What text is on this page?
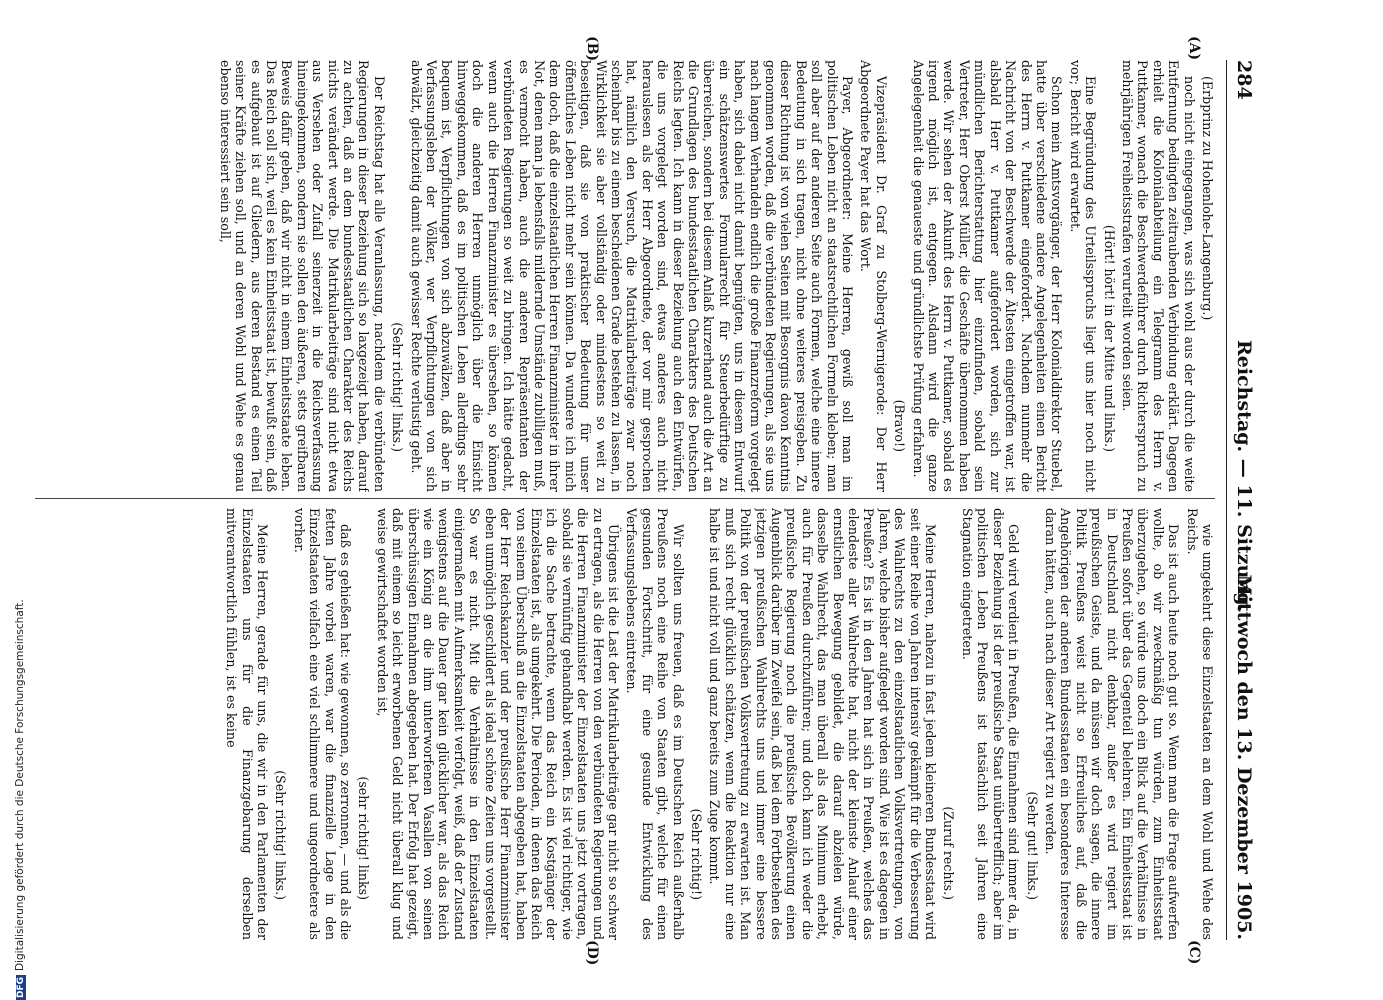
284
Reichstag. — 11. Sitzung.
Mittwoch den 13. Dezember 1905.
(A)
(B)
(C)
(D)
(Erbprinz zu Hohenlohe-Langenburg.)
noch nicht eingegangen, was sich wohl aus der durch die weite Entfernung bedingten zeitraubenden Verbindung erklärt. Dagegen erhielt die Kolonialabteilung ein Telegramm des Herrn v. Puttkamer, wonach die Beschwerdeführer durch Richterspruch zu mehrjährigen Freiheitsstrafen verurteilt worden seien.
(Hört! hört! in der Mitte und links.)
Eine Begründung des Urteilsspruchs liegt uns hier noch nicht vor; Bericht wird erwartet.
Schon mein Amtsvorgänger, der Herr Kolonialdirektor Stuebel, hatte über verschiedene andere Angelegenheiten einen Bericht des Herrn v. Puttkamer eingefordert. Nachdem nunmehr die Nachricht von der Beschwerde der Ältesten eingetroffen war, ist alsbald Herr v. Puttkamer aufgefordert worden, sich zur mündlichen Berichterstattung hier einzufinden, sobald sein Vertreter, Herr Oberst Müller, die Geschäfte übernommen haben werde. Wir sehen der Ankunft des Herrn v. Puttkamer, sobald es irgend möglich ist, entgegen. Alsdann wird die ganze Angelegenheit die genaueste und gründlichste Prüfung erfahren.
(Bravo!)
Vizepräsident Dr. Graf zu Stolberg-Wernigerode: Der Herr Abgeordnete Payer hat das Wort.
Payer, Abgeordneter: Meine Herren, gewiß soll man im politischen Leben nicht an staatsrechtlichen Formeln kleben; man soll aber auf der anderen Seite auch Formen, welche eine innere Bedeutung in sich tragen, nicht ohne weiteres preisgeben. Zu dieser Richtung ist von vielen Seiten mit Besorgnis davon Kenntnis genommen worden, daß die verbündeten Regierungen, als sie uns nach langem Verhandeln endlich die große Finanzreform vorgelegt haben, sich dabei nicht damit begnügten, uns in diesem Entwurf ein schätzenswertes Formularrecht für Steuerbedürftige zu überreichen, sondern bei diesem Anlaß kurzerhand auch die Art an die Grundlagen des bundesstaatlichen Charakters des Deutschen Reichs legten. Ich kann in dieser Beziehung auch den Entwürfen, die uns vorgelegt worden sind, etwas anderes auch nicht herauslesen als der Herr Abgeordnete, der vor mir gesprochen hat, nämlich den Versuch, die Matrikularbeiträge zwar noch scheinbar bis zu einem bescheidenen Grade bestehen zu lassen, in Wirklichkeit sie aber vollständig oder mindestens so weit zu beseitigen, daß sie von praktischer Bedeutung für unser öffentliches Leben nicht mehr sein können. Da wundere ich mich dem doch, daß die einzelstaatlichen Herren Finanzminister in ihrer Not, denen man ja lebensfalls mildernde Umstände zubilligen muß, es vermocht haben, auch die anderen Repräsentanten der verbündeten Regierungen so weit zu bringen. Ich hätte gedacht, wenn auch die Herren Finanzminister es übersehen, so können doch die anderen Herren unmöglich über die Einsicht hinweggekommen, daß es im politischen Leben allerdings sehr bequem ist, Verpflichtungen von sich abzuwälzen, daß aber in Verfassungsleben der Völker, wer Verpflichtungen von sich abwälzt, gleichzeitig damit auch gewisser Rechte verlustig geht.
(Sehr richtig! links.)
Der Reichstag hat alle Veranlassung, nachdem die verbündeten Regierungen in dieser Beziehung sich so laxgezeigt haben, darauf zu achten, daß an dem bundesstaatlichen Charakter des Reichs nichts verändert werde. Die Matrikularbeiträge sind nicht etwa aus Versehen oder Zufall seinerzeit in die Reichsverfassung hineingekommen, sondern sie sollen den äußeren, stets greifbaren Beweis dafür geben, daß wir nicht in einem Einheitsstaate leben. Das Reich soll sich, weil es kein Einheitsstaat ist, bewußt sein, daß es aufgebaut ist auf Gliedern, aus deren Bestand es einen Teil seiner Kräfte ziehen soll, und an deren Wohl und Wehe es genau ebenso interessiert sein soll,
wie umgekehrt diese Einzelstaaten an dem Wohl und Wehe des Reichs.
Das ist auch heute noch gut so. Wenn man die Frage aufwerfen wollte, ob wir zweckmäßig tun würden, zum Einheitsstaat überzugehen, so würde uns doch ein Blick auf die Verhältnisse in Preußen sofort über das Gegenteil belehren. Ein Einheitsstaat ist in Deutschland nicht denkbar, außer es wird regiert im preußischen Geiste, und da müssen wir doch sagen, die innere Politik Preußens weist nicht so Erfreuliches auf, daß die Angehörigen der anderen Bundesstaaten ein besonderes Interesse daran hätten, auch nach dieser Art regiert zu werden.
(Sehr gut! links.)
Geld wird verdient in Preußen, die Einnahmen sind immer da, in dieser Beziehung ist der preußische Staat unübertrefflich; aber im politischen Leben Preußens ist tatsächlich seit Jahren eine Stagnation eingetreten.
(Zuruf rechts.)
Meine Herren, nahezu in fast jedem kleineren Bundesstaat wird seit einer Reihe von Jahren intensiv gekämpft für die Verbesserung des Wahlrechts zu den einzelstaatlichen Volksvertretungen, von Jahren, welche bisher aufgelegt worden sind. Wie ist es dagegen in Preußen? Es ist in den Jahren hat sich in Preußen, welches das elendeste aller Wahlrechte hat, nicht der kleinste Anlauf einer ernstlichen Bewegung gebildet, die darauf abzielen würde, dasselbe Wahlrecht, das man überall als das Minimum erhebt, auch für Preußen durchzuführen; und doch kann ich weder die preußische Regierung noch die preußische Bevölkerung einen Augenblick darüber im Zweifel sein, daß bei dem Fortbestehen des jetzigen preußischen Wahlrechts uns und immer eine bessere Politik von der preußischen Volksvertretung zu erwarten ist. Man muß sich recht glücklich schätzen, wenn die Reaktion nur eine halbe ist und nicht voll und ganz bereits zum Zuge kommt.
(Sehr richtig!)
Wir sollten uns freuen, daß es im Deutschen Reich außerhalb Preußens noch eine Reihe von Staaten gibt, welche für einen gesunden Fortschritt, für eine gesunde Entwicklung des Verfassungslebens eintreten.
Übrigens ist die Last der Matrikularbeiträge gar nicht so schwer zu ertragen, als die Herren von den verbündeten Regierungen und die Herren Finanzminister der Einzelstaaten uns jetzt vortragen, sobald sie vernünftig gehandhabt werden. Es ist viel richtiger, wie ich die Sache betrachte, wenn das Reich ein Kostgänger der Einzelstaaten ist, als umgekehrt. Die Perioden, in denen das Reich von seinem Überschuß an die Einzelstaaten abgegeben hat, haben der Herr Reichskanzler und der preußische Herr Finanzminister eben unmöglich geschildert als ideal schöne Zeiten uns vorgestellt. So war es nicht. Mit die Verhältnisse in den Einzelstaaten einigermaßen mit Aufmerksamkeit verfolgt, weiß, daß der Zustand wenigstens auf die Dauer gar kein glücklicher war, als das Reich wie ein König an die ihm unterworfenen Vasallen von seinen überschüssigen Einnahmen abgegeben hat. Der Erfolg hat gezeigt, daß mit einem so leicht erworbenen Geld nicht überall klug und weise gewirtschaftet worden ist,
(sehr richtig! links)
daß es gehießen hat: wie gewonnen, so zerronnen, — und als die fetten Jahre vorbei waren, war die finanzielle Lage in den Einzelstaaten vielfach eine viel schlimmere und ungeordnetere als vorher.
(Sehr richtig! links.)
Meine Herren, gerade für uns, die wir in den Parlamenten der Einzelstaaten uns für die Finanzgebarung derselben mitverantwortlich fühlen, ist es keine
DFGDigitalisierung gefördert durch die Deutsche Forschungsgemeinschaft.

Exercise objective:
Once the pictures are set aside, write out the entries verbatim.

Your solution:
What text is on this page?
284
Reichstag. — 11. Sitzung.
Mittwoch den 13. Dezember 1905.
(A)
(B)
(C)
(D)
(Erbprinz zu Hohenlohe-Langenburg.)
noch nicht eingegangen, was sich wohl aus der durch die weite Entfernung bedingten zeitraubenden Verbindung erklärt. Dagegen erhielt die Kolonialabteilung ein Telegramm des Herrn v. Puttkamer, wonach die Beschwerdeführer durch Richterspruch zu mehrjährigen Freiheitsstrafen verurteilt worden seien.
(Hört! hört! in der Mitte und links.)
Eine Begründung des Urteilsspruchs liegt uns hier noch nicht vor; Bericht wird erwartet.
Schon mein Amtsvorgänger, der Herr Kolonialdirektor Stuebel, hatte über verschiedene andere Angelegenheiten einen Bericht des Herrn v. Puttkamer eingefordert. Nachdem nunmehr die Nachricht von der Beschwerde der Ältesten eingetroffen war, ist alsbald Herr v. Puttkamer aufgefordert worden, sich zur mündlichen Berichterstattung hier einzufinden, sobald sein Vertreter, Herr Oberst Müller, die Geschäfte übernommen haben werde. Wir sehen der Ankunft des Herrn v. Puttkamer, sobald es irgend möglich ist, entgegen. Alsdann wird die ganze Angelegenheit die genaueste und gründlichste Prüfung erfahren.
(Bravo!)
Vizepräsident Dr. Graf zu Stolberg-Wernigerode: Der Herr Abgeordnete Payer hat das Wort.
Payer, Abgeordneter: Meine Herren, gewiß soll man im politischen Leben nicht an staatsrechtlichen Formeln kleben; man soll aber auf der anderen Seite auch Formen, welche eine innere Bedeutung in sich tragen, nicht ohne weiteres preisgeben. Zu dieser Richtung ist von vielen Seiten mit Besorgnis davon Kenntnis genommen worden, daß die verbündeten Regierungen, als sie uns nach langem Verhandeln endlich die große Finanzreform vorgelegt haben, sich dabei nicht damit begnügten, uns in diesem Entwurf ein schätzenswertes Formularrecht für Steuerbedürftige zu überreichen, sondern bei diesem Anlaß kurzerhand auch die Art an die Grundlagen des bundesstaatlichen Charakters des Deutschen Reichs legten. Ich kann in dieser Beziehung auch den Entwürfen, die uns vorgelegt worden sind, etwas anderes auch nicht herauslesen als der Herr Abgeordnete, der vor mir gesprochen hat, nämlich den Versuch, die Matrikularbeiträge zwar noch scheinbar bis zu einem bescheidenen Grade bestehen zu lassen, in Wirklichkeit sie aber vollständig oder mindestens so weit zu beseitigen, daß sie von praktischer Bedeutung für unser öffentliches Leben nicht mehr sein können. Da wundere ich mich dem doch, daß die einzelstaatlichen Herren Finanzminister in ihrer Not, denen man ja lebensfalls mildernde Umstände zubilligen muß, es vermocht haben, auch die anderen Repräsentanten der verbündeten Regierungen so weit zu bringen. Ich hätte gedacht, wenn auch die Herren Finanzminister es übersehen, so können doch die anderen Herren unmöglich über die Einsicht hinweggekommen, daß es im politischen Leben allerdings sehr bequem ist, Verpflichtungen von sich abzuwälzen, daß aber in Verfassungsleben der Völker, wer Verpflichtungen von sich abwälzt, gleichzeitig damit auch gewisser Rechte verlustig geht.
(Sehr richtig! links.)
Der Reichstag hat alle Veranlassung, nachdem die verbündeten Regierungen in dieser Beziehung sich so laxgezeigt haben, darauf zu achten, daß an dem bundesstaatlichen Charakter des Reichs nichts verändert werde. Die Matrikularbeiträge sind nicht etwa aus Versehen oder Zufall seinerzeit in die Reichsverfassung hineingekommen, sondern sie sollen den äußeren, stets greifbaren Beweis dafür geben, daß wir nicht in einem Einheitsstaate leben. Das Reich soll sich, weil es kein Einheitsstaat ist, bewußt sein, daß es aufgebaut ist auf Gliedern, aus deren Bestand es einen Teil seiner Kräfte ziehen soll, und an deren Wohl und Wehe es genau ebenso interessiert sein soll,
wie umgekehrt diese Einzelstaaten an dem Wohl und Wehe des Reichs.
Das ist auch heute noch gut so. Wenn man die Frage aufwerfen wollte, ob wir zweckmäßig tun würden, zum Einheitsstaat überzugehen, so würde uns doch ein Blick auf die Verhältnisse in Preußen sofort über das Gegenteil belehren. Ein Einheitsstaat ist in Deutschland nicht denkbar, außer es wird regiert im preußischen Geiste, und da müssen wir doch sagen, die innere Politik Preußens weist nicht so Erfreuliches auf, daß die Angehörigen der anderen Bundesstaaten ein besonderes Interesse daran hätten, auch nach dieser Art regiert zu werden.
(Sehr gut! links.)
Geld wird verdient in Preußen, die Einnahmen sind immer da, in dieser Beziehung ist der preußische Staat unübertrefflich; aber im politischen Leben Preußens ist tatsächlich seit Jahren eine Stagnation eingetreten.
(Zuruf rechts.)
Meine Herren, nahezu in fast jedem kleineren Bundesstaat wird seit einer Reihe von Jahren intensiv gekämpft für die Verbesserung des Wahlrechts zu den einzelstaatlichen Volksvertretungen, von Jahren, welche bisher aufgelegt worden sind. Wie ist es dagegen in Preußen? Es ist in den Jahren hat sich in Preußen, welches das elendeste aller Wahlrechte hat, nicht der kleinste Anlauf einer ernstlichen Bewegung gebildet, die darauf abzielen würde, dasselbe Wahlrecht, das man überall als das Minimum erhebt, auch für Preußen durchzuführen; und doch kann ich weder die preußische Regierung noch die preußische Bevölkerung einen Augenblick darüber im Zweifel sein, daß bei dem Fortbestehen des jetzigen preußischen Wahlrechts uns und immer eine bessere Politik von der preußischen Volksvertretung zu erwarten ist. Man muß sich recht glücklich schätzen, wenn die Reaktion nur eine halbe ist und nicht voll und ganz bereits zum Zuge kommt.
(Sehr richtig!)
Wir sollten uns freuen, daß es im Deutschen Reich außerhalb Preußens noch eine Reihe von Staaten gibt, welche für einen gesunden Fortschritt, für eine gesunde Entwicklung des Verfassungslebens eintreten.
Übrigens ist die Last der Matrikularbeiträge gar nicht so schwer zu ertragen, als die Herren von den verbündeten Regierungen und die Herren Finanzminister der Einzelstaaten uns jetzt vortragen, sobald sie vernünftig gehandhabt werden. Es ist viel richtiger, wie ich die Sache betrachte, wenn das Reich ein Kostgänger der Einzelstaaten ist, als umgekehrt. Die Perioden, in denen das Reich von seinem Überschuß an die Einzelstaaten abgegeben hat, haben der Herr Reichskanzler und der preußische Herr Finanzminister eben unmöglich geschildert als ideal schöne Zeiten uns vorgestellt. So war es nicht. Mit die Verhältnisse in den Einzelstaaten einigermaßen mit Aufmerksamkeit verfolgt, weiß, daß der Zustand wenigstens auf die Dauer gar kein glücklicher war, als das Reich wie ein König an die ihm unterworfenen Vasallen von seinen überschüssigen Einnahmen abgegeben hat. Der Erfolg hat gezeigt, daß mit einem so leicht erworbenen Geld nicht überall klug und weise gewirtschaftet worden ist,
(sehr richtig! links)
daß es gehießen hat: wie gewonnen, so zerronnen, — und als die fetten Jahre vorbei waren, war die finanzielle Lage in den Einzelstaaten vielfach eine viel schlimmere und ungeordnetere als vorher.
(Sehr richtig! links.)
Meine Herren, gerade für uns, die wir in den Parlamenten der Einzelstaaten uns für die Finanzgebarung derselben mitverantwortlich fühlen, ist es keine
DFGDigitalisierung gefördert durch die Deutsche Forschungsgemeinschaft.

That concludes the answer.